YOUR ASSIGNMENT: Copy word for word the part of the healthcare workforce article that runs from "Healthcare workforces seek" up to and including "focus on profit.".

PROVIDED PASSAGE:

- Opening Delimiter -

Healthcare workforces seek solutions to recover and thrive
Redefining what it means to work in healthcareIn 2024, after bearing the brunt of the near-constant friction of the last few years, the people who power healthcare continue to ask for fair pay, safe working conditions, high-quality outcomes for their patients, and reduced administrative burdens. Their call is foundational, but the solution is difficult given the complexity of the healthcare system, the restriction of people and resources, and the focus on profit.
The possibilities of a new system of care growing from the creative and chaotic roots of change can be both inspiring and anxiety-provoking. The possibilities of more person-centered care enabled by innovation are tempered by the realities of the administrative tasks necessary to capture comprehensive, meaningful, and accurate clinical data. When seeking technology-based workforce solutions, focus on solving broken processes humans either can’t easily or don’t want to do, finding solutions that empower employees, and avoiding or sunsetting any systems or solutions that impede progress.
Automation and AI take on burdensome burnout tasks
Far from robots replacing people in crucial care delivery interactions, 2024 will be the year the healthcare industry adopts automation and generative AI (GenAI) to take over tasks that have piled up on healthcare workers over the years, limiting the time they have to do what they love most: patient care, solving complex problems, or designing innovative health plan solutions.

- Closing Delimiter -

ENTRIES SHOWN:
- Opening Delimiter -

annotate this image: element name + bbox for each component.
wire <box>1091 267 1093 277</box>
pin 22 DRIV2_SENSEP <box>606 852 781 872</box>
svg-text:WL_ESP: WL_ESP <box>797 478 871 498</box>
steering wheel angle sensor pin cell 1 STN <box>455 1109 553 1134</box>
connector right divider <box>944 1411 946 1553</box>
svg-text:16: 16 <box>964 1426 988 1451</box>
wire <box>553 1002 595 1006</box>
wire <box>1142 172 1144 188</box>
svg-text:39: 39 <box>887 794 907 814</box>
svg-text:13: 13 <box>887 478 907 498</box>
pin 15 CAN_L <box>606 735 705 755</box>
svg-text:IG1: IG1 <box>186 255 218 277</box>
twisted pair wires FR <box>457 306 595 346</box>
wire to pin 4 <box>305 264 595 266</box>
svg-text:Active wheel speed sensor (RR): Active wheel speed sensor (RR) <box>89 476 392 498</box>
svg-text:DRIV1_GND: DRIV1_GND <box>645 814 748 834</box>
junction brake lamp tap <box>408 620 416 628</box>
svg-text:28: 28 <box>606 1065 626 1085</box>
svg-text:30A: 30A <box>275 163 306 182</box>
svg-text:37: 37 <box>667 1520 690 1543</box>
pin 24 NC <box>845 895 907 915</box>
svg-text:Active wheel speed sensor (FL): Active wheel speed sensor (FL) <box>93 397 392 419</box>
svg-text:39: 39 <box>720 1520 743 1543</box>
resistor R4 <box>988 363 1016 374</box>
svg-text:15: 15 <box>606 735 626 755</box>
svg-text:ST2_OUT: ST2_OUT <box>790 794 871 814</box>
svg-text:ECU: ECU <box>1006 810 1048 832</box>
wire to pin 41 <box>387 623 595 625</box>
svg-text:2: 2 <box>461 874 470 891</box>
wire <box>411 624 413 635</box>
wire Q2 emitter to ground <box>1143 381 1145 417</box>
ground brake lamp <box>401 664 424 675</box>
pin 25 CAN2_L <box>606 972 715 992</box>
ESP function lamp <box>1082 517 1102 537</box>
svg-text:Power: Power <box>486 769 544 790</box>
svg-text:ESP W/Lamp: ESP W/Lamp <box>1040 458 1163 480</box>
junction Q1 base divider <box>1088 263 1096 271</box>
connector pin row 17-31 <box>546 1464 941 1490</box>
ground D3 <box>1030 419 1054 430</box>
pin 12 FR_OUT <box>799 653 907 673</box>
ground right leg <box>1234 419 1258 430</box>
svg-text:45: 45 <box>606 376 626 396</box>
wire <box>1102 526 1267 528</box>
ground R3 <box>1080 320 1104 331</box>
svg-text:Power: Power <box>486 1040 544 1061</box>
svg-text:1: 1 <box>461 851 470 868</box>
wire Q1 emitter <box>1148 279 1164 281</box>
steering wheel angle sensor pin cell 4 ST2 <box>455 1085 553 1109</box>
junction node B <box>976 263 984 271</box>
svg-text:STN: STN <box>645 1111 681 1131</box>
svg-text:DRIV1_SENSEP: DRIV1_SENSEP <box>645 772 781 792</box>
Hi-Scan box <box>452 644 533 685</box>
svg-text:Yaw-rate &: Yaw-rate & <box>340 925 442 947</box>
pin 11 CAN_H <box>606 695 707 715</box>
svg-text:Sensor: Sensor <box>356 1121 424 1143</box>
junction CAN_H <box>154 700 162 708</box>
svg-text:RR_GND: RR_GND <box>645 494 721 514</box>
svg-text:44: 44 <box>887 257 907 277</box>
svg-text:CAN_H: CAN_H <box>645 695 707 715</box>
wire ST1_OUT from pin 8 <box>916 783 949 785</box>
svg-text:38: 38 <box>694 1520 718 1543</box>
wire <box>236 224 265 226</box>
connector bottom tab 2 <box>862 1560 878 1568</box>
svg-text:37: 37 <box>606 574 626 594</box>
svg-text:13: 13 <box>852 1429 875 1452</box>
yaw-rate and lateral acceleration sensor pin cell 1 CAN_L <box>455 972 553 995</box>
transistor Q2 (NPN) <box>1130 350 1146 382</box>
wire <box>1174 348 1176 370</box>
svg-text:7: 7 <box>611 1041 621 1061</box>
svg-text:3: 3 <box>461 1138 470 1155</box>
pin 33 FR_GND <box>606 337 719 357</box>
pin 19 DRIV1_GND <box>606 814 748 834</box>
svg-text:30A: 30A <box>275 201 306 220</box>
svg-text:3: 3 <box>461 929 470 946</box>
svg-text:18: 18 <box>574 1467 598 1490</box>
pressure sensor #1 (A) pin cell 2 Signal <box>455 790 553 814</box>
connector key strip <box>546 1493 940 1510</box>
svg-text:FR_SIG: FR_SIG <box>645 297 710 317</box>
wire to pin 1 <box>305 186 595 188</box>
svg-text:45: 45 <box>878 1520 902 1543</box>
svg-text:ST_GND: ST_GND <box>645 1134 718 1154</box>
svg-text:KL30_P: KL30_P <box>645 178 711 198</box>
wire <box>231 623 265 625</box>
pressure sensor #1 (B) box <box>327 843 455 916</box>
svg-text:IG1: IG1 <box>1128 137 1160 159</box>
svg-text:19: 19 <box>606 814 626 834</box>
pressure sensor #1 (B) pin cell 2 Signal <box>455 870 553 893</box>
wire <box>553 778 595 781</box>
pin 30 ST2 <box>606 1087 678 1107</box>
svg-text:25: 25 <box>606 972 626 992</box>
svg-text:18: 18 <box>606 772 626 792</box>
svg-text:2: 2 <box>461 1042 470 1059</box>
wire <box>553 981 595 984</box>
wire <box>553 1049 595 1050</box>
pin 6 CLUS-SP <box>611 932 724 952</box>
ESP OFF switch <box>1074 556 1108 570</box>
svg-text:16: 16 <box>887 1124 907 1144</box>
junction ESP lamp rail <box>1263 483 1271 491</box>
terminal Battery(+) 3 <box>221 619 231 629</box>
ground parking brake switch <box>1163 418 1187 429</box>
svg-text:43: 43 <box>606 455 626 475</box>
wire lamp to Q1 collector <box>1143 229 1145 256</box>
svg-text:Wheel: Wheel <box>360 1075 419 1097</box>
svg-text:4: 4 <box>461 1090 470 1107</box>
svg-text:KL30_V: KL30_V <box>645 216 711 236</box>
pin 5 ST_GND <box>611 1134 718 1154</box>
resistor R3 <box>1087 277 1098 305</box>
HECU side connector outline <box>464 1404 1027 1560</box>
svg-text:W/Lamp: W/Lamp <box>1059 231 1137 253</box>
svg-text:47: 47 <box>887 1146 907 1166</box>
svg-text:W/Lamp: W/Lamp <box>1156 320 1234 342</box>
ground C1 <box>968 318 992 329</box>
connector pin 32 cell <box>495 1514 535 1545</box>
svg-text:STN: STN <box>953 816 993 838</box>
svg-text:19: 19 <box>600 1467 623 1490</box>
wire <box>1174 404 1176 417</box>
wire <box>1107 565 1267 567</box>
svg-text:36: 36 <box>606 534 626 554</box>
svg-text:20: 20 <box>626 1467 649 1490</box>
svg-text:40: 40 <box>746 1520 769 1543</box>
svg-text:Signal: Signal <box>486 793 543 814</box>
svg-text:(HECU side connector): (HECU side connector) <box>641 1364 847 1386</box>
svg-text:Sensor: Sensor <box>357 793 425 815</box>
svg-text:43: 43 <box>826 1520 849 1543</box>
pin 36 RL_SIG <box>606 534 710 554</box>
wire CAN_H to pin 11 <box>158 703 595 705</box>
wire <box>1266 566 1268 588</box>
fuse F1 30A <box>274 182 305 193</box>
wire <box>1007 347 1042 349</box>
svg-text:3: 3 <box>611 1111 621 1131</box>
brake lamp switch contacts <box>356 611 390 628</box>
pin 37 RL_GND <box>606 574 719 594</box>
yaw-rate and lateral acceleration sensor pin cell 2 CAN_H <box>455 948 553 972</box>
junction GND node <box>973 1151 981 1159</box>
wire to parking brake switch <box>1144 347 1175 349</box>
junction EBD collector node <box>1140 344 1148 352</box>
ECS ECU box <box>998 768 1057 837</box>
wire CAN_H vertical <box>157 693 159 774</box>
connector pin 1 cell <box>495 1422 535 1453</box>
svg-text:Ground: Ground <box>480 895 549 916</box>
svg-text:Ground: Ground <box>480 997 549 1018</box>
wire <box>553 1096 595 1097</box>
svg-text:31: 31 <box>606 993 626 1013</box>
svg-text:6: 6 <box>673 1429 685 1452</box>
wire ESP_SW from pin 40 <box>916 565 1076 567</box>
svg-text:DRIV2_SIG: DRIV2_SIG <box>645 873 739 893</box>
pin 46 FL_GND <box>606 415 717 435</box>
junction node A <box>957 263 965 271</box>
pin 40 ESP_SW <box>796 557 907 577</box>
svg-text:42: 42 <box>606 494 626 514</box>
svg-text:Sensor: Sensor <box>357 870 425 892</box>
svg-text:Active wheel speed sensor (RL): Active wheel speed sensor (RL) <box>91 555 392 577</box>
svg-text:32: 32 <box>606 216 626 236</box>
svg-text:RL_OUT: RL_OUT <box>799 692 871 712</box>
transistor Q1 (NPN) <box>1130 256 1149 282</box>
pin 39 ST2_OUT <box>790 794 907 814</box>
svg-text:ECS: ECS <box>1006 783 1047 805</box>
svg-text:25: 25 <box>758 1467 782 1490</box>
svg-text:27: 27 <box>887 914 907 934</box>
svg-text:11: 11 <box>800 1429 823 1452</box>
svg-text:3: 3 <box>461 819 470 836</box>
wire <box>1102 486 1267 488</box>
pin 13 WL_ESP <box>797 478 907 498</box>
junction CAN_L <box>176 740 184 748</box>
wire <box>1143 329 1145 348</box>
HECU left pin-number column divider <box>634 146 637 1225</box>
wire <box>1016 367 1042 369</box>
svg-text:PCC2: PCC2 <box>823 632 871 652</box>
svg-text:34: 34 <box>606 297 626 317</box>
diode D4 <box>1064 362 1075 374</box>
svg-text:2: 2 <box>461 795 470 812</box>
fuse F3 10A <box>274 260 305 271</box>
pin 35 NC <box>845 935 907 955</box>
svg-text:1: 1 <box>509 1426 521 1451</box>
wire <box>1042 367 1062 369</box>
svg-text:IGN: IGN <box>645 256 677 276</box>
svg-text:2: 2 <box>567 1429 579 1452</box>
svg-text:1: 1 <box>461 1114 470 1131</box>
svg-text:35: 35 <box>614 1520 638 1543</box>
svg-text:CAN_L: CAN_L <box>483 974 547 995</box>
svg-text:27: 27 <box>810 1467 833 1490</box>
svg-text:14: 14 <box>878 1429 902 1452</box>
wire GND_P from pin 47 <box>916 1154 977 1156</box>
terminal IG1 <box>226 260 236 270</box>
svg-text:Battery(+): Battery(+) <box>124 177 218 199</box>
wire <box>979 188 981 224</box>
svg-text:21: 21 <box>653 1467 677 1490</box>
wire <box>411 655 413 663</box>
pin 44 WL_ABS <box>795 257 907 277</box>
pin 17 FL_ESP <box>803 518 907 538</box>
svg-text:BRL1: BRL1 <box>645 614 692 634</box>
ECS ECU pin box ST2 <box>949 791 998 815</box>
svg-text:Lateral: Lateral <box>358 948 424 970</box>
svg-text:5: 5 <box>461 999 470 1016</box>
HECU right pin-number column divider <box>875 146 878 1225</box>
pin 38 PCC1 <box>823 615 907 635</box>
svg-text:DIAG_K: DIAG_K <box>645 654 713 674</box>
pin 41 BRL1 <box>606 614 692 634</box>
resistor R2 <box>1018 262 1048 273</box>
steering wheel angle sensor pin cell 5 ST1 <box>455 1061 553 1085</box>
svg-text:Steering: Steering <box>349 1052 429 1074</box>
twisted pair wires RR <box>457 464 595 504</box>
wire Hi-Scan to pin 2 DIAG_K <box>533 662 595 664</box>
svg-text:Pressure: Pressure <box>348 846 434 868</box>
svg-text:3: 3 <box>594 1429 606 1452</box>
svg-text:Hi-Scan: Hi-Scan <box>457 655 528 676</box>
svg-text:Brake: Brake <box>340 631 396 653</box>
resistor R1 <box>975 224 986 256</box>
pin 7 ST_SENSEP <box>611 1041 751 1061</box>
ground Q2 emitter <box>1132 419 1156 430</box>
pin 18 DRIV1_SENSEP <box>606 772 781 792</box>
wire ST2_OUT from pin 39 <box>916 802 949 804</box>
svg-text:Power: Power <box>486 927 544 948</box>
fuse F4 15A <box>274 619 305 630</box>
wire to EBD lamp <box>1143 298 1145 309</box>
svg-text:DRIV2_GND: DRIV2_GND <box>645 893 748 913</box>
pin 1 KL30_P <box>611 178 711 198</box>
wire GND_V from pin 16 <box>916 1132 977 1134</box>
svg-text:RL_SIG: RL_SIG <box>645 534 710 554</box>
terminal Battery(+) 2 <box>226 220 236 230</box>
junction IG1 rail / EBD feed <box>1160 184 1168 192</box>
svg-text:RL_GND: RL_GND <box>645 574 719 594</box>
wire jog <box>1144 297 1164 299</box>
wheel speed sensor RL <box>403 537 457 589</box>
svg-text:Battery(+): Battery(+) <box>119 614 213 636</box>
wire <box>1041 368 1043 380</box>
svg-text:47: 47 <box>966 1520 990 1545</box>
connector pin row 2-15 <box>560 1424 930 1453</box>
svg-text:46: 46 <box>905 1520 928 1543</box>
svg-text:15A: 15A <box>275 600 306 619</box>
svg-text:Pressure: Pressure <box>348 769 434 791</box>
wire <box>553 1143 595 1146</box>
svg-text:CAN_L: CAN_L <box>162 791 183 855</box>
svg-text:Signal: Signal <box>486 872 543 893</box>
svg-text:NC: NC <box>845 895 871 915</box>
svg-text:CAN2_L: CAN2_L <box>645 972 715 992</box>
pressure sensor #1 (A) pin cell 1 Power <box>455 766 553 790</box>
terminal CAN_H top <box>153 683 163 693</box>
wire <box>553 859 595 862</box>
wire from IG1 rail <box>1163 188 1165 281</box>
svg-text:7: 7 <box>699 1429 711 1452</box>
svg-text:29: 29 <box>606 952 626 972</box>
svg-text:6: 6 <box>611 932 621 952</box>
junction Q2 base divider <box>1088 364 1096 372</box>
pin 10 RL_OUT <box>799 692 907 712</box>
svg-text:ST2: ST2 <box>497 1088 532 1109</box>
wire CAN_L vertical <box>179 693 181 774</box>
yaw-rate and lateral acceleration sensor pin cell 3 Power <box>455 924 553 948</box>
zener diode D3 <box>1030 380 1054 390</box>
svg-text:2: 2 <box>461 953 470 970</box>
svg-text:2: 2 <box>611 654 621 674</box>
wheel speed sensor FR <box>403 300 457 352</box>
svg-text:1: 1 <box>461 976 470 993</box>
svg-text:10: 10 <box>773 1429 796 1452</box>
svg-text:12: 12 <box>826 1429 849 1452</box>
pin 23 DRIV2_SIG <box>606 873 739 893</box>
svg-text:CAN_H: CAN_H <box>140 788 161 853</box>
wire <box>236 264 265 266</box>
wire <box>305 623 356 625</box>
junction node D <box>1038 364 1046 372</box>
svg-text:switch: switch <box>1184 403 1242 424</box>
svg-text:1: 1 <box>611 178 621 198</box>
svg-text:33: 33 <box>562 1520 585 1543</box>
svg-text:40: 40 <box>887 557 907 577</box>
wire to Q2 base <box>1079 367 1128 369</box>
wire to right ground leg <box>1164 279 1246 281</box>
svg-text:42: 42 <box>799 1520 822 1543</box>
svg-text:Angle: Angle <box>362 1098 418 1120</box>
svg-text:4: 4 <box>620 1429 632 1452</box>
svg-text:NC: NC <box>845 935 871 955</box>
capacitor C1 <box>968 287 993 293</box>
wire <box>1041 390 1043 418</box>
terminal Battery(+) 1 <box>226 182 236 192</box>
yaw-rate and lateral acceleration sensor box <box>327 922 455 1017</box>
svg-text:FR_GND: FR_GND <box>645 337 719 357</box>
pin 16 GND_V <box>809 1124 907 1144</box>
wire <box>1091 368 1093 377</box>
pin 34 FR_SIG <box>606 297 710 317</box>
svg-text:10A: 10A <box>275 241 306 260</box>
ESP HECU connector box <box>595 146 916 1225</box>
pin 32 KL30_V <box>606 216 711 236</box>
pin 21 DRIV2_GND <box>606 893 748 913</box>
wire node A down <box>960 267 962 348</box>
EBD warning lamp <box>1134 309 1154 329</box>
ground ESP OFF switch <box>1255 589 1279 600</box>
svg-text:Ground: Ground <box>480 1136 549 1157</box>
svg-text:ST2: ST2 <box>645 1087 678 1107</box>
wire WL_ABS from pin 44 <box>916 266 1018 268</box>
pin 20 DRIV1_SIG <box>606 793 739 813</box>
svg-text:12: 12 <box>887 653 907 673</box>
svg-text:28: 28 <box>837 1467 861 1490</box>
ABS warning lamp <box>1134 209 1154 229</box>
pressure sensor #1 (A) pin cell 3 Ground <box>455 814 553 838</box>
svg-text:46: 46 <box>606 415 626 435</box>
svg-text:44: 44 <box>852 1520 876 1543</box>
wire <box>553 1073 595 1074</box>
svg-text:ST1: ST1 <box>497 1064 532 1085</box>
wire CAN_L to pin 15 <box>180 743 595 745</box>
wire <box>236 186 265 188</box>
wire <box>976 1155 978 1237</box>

- Closing Delimiter -

OUTPUT FOR THIS TASK:
Healthcare workforces seek solutions to recover and thrive
Redefining what it means to work in healthcareIn 2024, after bearing the brunt of the near-constant friction of the last few years, the people who power healthcare continue to ask for fair pay, safe working conditions, high-quality outcomes for their patients, and reduced administrative burdens. Their call is foundational, but the solution is difficult given the complexity of the healthcare system, the restriction of people and resources, and the focus on profit.